(What to do)
Edit the records below by replacing "Tower" with "Annex" wherever it appears, and give all the lines again with nothing else changed and the pictures left out.

(Labeled box records)
* * *

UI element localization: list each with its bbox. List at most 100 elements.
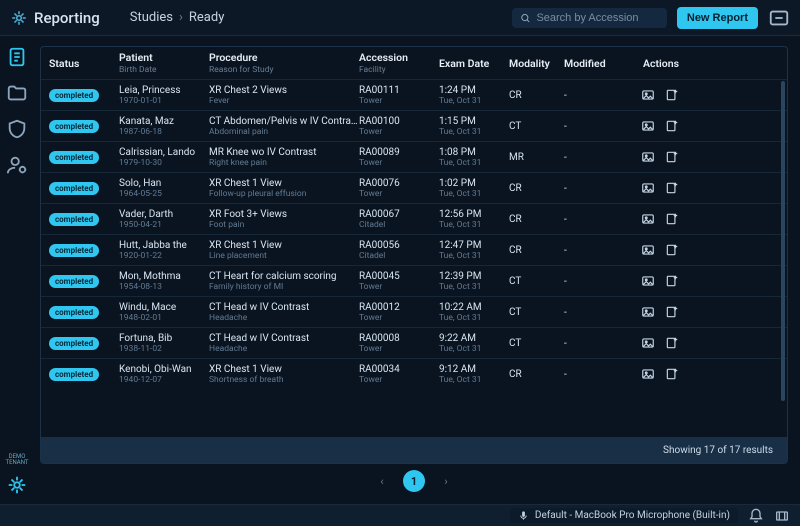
breadcrumb-root[interactable]: Studies (130, 10, 173, 25)
table-row[interactable]: completed Vader, Darth1950-04-21 XR Foot… (41, 203, 787, 234)
birth-date: 1954-08-13 (119, 282, 209, 292)
modality: CT (509, 338, 564, 349)
settings-gear-icon[interactable] (6, 474, 28, 496)
add-report-icon[interactable] (665, 212, 679, 226)
table-row[interactable]: completed Mon, Mothma1954-08-13 CT Heart… (41, 265, 787, 296)
table-row[interactable]: completed Kanata, Maz1987-06-18 CT Abdom… (41, 110, 787, 141)
exam-date: Tue, Oct 31 (439, 282, 509, 292)
sidebar-item-shield[interactable] (6, 118, 28, 140)
exam-time: 1:24 PM (439, 85, 509, 96)
add-report-icon[interactable] (665, 274, 679, 288)
birth-date: 1920-01-22 (119, 251, 209, 261)
exam-date: Tue, Oct 31 (439, 344, 509, 354)
add-report-icon[interactable] (665, 367, 679, 381)
procedure-name: CT Abdomen/Pelvis w IV Contrast (209, 116, 359, 127)
col-exam-date[interactable]: Exam Date (439, 57, 509, 70)
image-icon[interactable] (641, 243, 655, 257)
modified: - (564, 90, 619, 101)
status-pill: completed (49, 213, 99, 226)
page-prev[interactable]: ‹ (371, 470, 393, 492)
facility: Tower (359, 375, 439, 385)
scrollbar[interactable] (781, 81, 785, 401)
bell-icon[interactable] (748, 508, 764, 524)
accession-number: RA00012 (359, 302, 439, 313)
add-report-icon[interactable] (665, 305, 679, 319)
status-pill: completed (49, 89, 99, 102)
add-report-icon[interactable] (665, 243, 679, 257)
col-accession[interactable]: AccessionFacility (359, 51, 439, 75)
patient-name: Kanata, Maz (119, 116, 209, 127)
search-box[interactable] (512, 8, 667, 28)
exam-date: Tue, Oct 31 (439, 189, 509, 199)
procedure-name: MR Knee wo IV Contrast (209, 147, 359, 158)
image-icon[interactable] (641, 367, 655, 381)
patient-name: Solo, Han (119, 178, 209, 189)
procedure-name: XR Chest 1 View (209, 240, 359, 251)
modified: - (564, 245, 619, 256)
image-icon[interactable] (641, 274, 655, 288)
table-row[interactable]: completed Solo, Han1964-05-25 XR Chest 1… (41, 172, 787, 203)
facility: Tower (359, 189, 439, 199)
status-pill: completed (49, 151, 99, 164)
image-icon[interactable] (641, 119, 655, 133)
image-icon[interactable] (641, 88, 655, 102)
exam-date: Tue, Oct 31 (439, 96, 509, 106)
brand-name: Reporting (34, 9, 100, 27)
page-next[interactable]: › (435, 470, 457, 492)
col-patient[interactable]: PatientBirth Date (119, 51, 209, 75)
image-icon[interactable] (641, 212, 655, 226)
image-icon[interactable] (641, 305, 655, 319)
patient-name: Fortuna, Bib (119, 333, 209, 344)
image-icon[interactable] (641, 150, 655, 164)
add-report-icon[interactable] (665, 150, 679, 164)
table-header: Status PatientBirth Date ProcedureReason… (41, 47, 787, 79)
reason: Follow-up pleural effusion (209, 189, 359, 199)
image-icon[interactable] (641, 181, 655, 195)
search-input[interactable] (536, 12, 658, 24)
table-row[interactable]: completed Calrissian, Lando1979-10-30 MR… (41, 141, 787, 172)
expand-icon[interactable] (774, 508, 790, 524)
add-report-icon[interactable] (665, 88, 679, 102)
add-report-icon[interactable] (665, 336, 679, 350)
table-body: completed Leia, Princess1970-01-01 XR Ch… (41, 79, 787, 437)
table-row[interactable]: completed Windu, Mace1948-02-01 CT Head … (41, 296, 787, 327)
table-row[interactable]: completed Kenobi, Obi-Wan1940-12-07 XR C… (41, 358, 787, 389)
reason: Fever (209, 96, 359, 106)
announce-icon[interactable] (768, 7, 790, 29)
mic-label: Default - MacBook Pro Microphone (Built-… (535, 510, 730, 521)
exam-time: 12:47 PM (439, 240, 509, 251)
col-procedure[interactable]: ProcedureReason for Study (209, 51, 359, 75)
add-report-icon[interactable] (665, 181, 679, 195)
col-modified[interactable]: Modified (564, 57, 619, 70)
col-modality[interactable]: Modality (509, 57, 564, 70)
facility: Tower (359, 344, 439, 354)
main-panel: Status PatientBirth Date ProcedureReason… (34, 36, 800, 504)
image-icon[interactable] (641, 336, 655, 350)
sidebar-item-user-settings[interactable] (6, 154, 28, 176)
table-row[interactable]: completed Fortuna, Bib1938-11-02 CT Head… (41, 327, 787, 358)
add-report-icon[interactable] (665, 119, 679, 133)
table-row[interactable]: completed Hutt, Jabba the1920-01-22 XR C… (41, 234, 787, 265)
sidebar-item-worklist[interactable] (6, 46, 28, 68)
modality: CR (509, 369, 564, 380)
facility: Tower (359, 96, 439, 106)
brand-icon (10, 9, 28, 27)
procedure-name: XR Chest 2 Views (209, 85, 359, 96)
sidebar-item-folder[interactable] (6, 82, 28, 104)
modality: CR (509, 214, 564, 225)
mic-selector[interactable]: Default - MacBook Pro Microphone (Built-… (510, 508, 738, 523)
patient-name: Hutt, Jabba the (119, 240, 209, 251)
brand: Reporting (10, 9, 100, 27)
modality: CT (509, 121, 564, 132)
table-row[interactable]: completed Leia, Princess1970-01-01 XR Ch… (41, 79, 787, 110)
exam-time: 9:22 AM (439, 333, 509, 344)
exam-date: Tue, Oct 31 (439, 313, 509, 323)
exam-date: Tue, Oct 31 (439, 251, 509, 261)
patient-name: Windu, Mace (119, 302, 209, 313)
col-status[interactable]: Status (49, 57, 119, 70)
procedure-name: XR Chest 1 View (209, 364, 359, 375)
page-current[interactable]: 1 (403, 470, 425, 492)
reason: Foot pain (209, 220, 359, 230)
facility: Tower (359, 158, 439, 168)
new-report-button[interactable]: New Report (677, 7, 758, 29)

* * *

(Full output)
UI element localization: list each with its bbox. List at most 100 elements.
breadcrumb-root[interactable]: Studies (130, 10, 173, 25)
table-row[interactable]: completed Vader, Darth1950-04-21 XR Foot… (41, 203, 787, 234)
birth-date: 1954-08-13 (119, 282, 209, 292)
modality: CT (509, 338, 564, 349)
settings-gear-icon[interactable] (6, 474, 28, 496)
add-report-icon[interactable] (665, 212, 679, 226)
table-row[interactable]: completed Mon, Mothma1954-08-13 CT Heart… (41, 265, 787, 296)
table-row[interactable]: completed Kanata, Maz1987-06-18 CT Abdom… (41, 110, 787, 141)
exam-date: Tue, Oct 31 (439, 282, 509, 292)
sidebar-item-shield[interactable] (6, 118, 28, 140)
exam-time: 1:24 PM (439, 85, 509, 96)
add-report-icon[interactable] (665, 274, 679, 288)
birth-date: 1920-01-22 (119, 251, 209, 261)
exam-date: Tue, Oct 31 (439, 344, 509, 354)
add-report-icon[interactable] (665, 367, 679, 381)
procedure-name: CT Abdomen/Pelvis w IV Contrast (209, 116, 359, 127)
col-exam-date[interactable]: Exam Date (439, 57, 509, 70)
image-icon[interactable] (641, 243, 655, 257)
modified: - (564, 90, 619, 101)
status-pill: completed (49, 213, 99, 226)
page-prev[interactable]: ‹ (371, 470, 393, 492)
facility: Annex (359, 375, 439, 385)
scrollbar[interactable] (781, 81, 785, 401)
bell-icon[interactable] (748, 508, 764, 524)
accession-number: RA00012 (359, 302, 439, 313)
add-report-icon[interactable] (665, 305, 679, 319)
status-pill: completed (49, 89, 99, 102)
add-report-icon[interactable] (665, 243, 679, 257)
col-accession[interactable]: AccessionFacility (359, 51, 439, 75)
patient-name: Kanata, Maz (119, 116, 209, 127)
search-box[interactable] (512, 8, 667, 28)
exam-date: Tue, Oct 31 (439, 189, 509, 199)
procedure-name: MR Knee wo IV Contrast (209, 147, 359, 158)
image-icon[interactable] (641, 367, 655, 381)
patient-name: Solo, Han (119, 178, 209, 189)
procedure-name: XR Chest 1 View (209, 240, 359, 251)
modified: - (564, 245, 619, 256)
image-icon[interactable] (641, 274, 655, 288)
table-row[interactable]: completed Solo, Han1964-05-25 XR Chest 1… (41, 172, 787, 203)
facility: Annex (359, 189, 439, 199)
status-pill: completed (49, 151, 99, 164)
image-icon[interactable] (641, 119, 655, 133)
image-icon[interactable] (641, 88, 655, 102)
exam-date: Tue, Oct 31 (439, 96, 509, 106)
brand-name: Reporting (34, 9, 100, 27)
page-next[interactable]: › (435, 470, 457, 492)
col-patient[interactable]: PatientBirth Date (119, 51, 209, 75)
image-icon[interactable] (641, 212, 655, 226)
image-icon[interactable] (641, 305, 655, 319)
patient-name: Fortuna, Bib (119, 333, 209, 344)
image-icon[interactable] (641, 150, 655, 164)
add-report-icon[interactable] (665, 150, 679, 164)
table-header: Status PatientBirth Date ProcedureReason… (41, 47, 787, 79)
reason: Follow-up pleural effusion (209, 189, 359, 199)
image-icon[interactable] (641, 181, 655, 195)
search-input[interactable] (536, 12, 658, 24)
table-row[interactable]: completed Calrissian, Lando1979-10-30 MR… (41, 141, 787, 172)
expand-icon[interactable] (774, 508, 790, 524)
add-report-icon[interactable] (665, 88, 679, 102)
add-report-icon[interactable] (665, 336, 679, 350)
table-body: completed Leia, Princess1970-01-01 XR Ch… (41, 79, 787, 437)
table-row[interactable]: completed Windu, Mace1948-02-01 CT Head … (41, 296, 787, 327)
table-row[interactable]: completed Kenobi, Obi-Wan1940-12-07 XR C… (41, 358, 787, 389)
reason: Fever (209, 96, 359, 106)
announce-icon[interactable] (768, 7, 790, 29)
mic-label: Default - MacBook Pro Microphone (Built-… (535, 510, 730, 521)
exam-time: 12:47 PM (439, 240, 509, 251)
col-procedure[interactable]: ProcedureReason for Study (209, 51, 359, 75)
add-report-icon[interactable] (665, 181, 679, 195)
col-modified[interactable]: Modified (564, 57, 619, 70)
col-modality[interactable]: Modality (509, 57, 564, 70)
facility: Annex (359, 344, 439, 354)
main-panel: Status PatientBirth Date ProcedureReason… (34, 36, 800, 504)
image-icon[interactable] (641, 336, 655, 350)
sidebar-item-user-settings[interactable] (6, 154, 28, 176)
table-row[interactable]: completed Fortuna, Bib1938-11-02 CT Head… (41, 327, 787, 358)
add-report-icon[interactable] (665, 119, 679, 133)
table-row[interactable]: completed Hutt, Jabba the1920-01-22 XR C… (41, 234, 787, 265)
sidebar-item-worklist[interactable] (6, 46, 28, 68)
modality: CR (509, 369, 564, 380)
facility: Annex (359, 96, 439, 106)
brand-icon (10, 9, 28, 27)
procedure-name: XR Chest 2 Views (209, 85, 359, 96)
sidebar-item-folder[interactable] (6, 82, 28, 104)
modality: CR (509, 214, 564, 225)
mic-selector[interactable]: Default - MacBook Pro Microphone (Built-… (510, 508, 738, 523)
patient-name: Hutt, Jabba the (119, 240, 209, 251)
brand: Reporting (10, 9, 100, 27)
modality: CT (509, 121, 564, 132)
table-row[interactable]: completed Leia, Princess1970-01-01 XR Ch… (41, 79, 787, 110)
exam-time: 9:22 AM (439, 333, 509, 344)
exam-date: Tue, Oct 31 (439, 313, 509, 323)
exam-date: Tue, Oct 31 (439, 251, 509, 261)
patient-name: Windu, Mace (119, 302, 209, 313)
col-status[interactable]: Status (49, 57, 119, 70)
procedure-name: XR Chest 1 View (209, 364, 359, 375)
page-current[interactable]: 1 (403, 470, 425, 492)
reason: Foot pain (209, 220, 359, 230)
facility: Annex (359, 158, 439, 168)
new-report-button[interactable]: New Report (677, 7, 758, 29)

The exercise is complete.